Dataset rows about figures
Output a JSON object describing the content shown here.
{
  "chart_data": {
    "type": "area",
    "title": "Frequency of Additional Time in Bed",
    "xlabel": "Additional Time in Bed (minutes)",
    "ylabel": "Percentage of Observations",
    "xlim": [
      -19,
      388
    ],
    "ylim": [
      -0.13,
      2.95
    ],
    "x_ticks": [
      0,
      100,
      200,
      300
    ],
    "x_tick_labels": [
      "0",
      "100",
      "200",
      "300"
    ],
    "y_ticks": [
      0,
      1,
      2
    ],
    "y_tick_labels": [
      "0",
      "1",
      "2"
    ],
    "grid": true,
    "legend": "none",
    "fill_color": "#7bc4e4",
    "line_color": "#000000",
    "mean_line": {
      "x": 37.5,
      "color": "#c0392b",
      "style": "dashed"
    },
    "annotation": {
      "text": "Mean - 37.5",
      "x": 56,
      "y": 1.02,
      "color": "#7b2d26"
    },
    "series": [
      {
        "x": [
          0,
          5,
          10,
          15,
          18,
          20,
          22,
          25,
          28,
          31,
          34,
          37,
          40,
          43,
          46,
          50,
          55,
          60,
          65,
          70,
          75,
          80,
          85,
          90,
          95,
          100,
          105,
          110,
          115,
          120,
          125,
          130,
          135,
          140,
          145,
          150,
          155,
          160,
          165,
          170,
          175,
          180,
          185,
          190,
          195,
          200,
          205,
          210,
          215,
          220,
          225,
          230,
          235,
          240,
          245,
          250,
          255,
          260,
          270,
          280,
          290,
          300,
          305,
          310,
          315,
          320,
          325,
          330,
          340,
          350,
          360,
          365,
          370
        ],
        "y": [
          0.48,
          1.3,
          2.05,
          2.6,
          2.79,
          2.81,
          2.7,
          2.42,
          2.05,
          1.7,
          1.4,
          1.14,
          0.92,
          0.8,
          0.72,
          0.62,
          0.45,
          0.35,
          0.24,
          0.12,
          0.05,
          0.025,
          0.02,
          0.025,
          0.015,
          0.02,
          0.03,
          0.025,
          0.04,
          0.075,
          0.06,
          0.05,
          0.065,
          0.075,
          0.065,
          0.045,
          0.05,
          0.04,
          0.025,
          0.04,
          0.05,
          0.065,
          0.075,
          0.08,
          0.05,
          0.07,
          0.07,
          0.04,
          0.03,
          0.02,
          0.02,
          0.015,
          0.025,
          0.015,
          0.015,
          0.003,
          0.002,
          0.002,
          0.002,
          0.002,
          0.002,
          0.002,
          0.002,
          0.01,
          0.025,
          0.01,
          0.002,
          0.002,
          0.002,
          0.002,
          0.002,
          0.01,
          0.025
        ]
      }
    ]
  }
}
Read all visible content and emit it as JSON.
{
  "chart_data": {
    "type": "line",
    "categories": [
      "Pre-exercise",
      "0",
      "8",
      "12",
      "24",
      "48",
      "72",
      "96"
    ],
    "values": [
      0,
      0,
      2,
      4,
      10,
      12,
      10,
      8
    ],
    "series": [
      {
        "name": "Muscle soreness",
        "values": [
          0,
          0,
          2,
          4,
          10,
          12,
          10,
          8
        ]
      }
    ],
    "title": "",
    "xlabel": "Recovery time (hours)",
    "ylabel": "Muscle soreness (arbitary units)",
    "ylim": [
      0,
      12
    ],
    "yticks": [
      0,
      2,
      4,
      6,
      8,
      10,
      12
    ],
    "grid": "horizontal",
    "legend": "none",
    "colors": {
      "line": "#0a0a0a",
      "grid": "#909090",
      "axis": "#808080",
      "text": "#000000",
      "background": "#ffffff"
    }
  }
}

To be done: Nothing in the data may differ; print all of it exactly as written.

Solution to this task:
Output a JSON object describing the content shown here.
{
  "chart_data": {
    "type": "area",
    "title": "Frequency of Additional Time in Bed",
    "xlabel": "Additional Time in Bed (minutes)",
    "ylabel": "Percentage of Observations",
    "xlim": [
      -19,
      388
    ],
    "ylim": [
      -0.13,
      2.95
    ],
    "x_ticks": [
      0,
      100,
      200,
      300
    ],
    "x_tick_labels": [
      "0",
      "100",
      "200",
      "300"
    ],
    "y_ticks": [
      0,
      1,
      2
    ],
    "y_tick_labels": [
      "0",
      "1",
      "2"
    ],
    "grid": true,
    "legend": "none",
    "fill_color": "#7bc4e4",
    "line_color": "#000000",
    "mean_line": {
      "x": 37.5,
      "color": "#c0392b",
      "style": "dashed"
    },
    "annotation": {
      "text": "Mean - 37.5",
      "x": 56,
      "y": 1.02,
      "color": "#7b2d26"
    },
    "series": [
      {
        "x": [
          0,
          5,
          10,
          15,
          18,
          20,
          22,
          25,
          28,
          31,
          34,
          37,
          40,
          43,
          46,
          50,
          55,
          60,
          65,
          70,
          75,
          80,
          85,
          90,
          95,
          100,
          105,
          110,
          115,
          120,
          125,
          130,
          135,
          140,
          145,
          150,
          155,
          160,
          165,
          170,
          175,
          180,
          185,
          190,
          195,
          200,
          205,
          210,
          215,
          220,
          225,
          230,
          235,
          240,
          245,
          250,
          255,
          260,
          270,
          280,
          290,
          300,
          305,
          310,
          315,
          320,
          325,
          330,
          340,
          350,
          360,
          365,
          370
        ],
        "y": [
          0.48,
          1.3,
          2.05,
          2.6,
          2.79,
          2.81,
          2.7,
          2.42,
          2.05,
          1.7,
          1.4,
          1.14,
          0.92,
          0.8,
          0.72,
          0.62,
          0.45,
          0.35,
          0.24,
          0.12,
          0.05,
          0.025,
          0.02,
          0.025,
          0.015,
          0.02,
          0.03,
          0.025,
          0.04,
          0.075,
          0.06,
          0.05,
          0.065,
          0.075,
          0.065,
          0.045,
          0.05,
          0.04,
          0.025,
          0.04,
          0.05,
          0.065,
          0.075,
          0.08,
          0.05,
          0.07,
          0.07,
          0.04,
          0.03,
          0.02,
          0.02,
          0.015,
          0.025,
          0.015,
          0.015,
          0.003,
          0.002,
          0.002,
          0.002,
          0.002,
          0.002,
          0.002,
          0.002,
          0.01,
          0.025,
          0.01,
          0.002,
          0.002,
          0.002,
          0.002,
          0.002,
          0.01,
          0.025
        ]
      }
    ]
  }
}
Read all visible content and emit it as JSON.
{
  "chart_data": {
    "type": "line",
    "categories": [
      "Pre-exercise",
      "0",
      "8",
      "12",
      "24",
      "48",
      "72",
      "96"
    ],
    "values": [
      0,
      0,
      2,
      4,
      10,
      12,
      10,
      8
    ],
    "series": [
      {
        "name": "Muscle soreness",
        "values": [
          0,
          0,
          2,
          4,
          10,
          12,
          10,
          8
        ]
      }
    ],
    "title": "",
    "xlabel": "Recovery time (hours)",
    "ylabel": "Muscle soreness (arbitary units)",
    "ylim": [
      0,
      12
    ],
    "yticks": [
      0,
      2,
      4,
      6,
      8,
      10,
      12
    ],
    "grid": "horizontal",
    "legend": "none",
    "colors": {
      "line": "#0a0a0a",
      "grid": "#909090",
      "axis": "#808080",
      "text": "#000000",
      "background": "#ffffff"
    }
  }
}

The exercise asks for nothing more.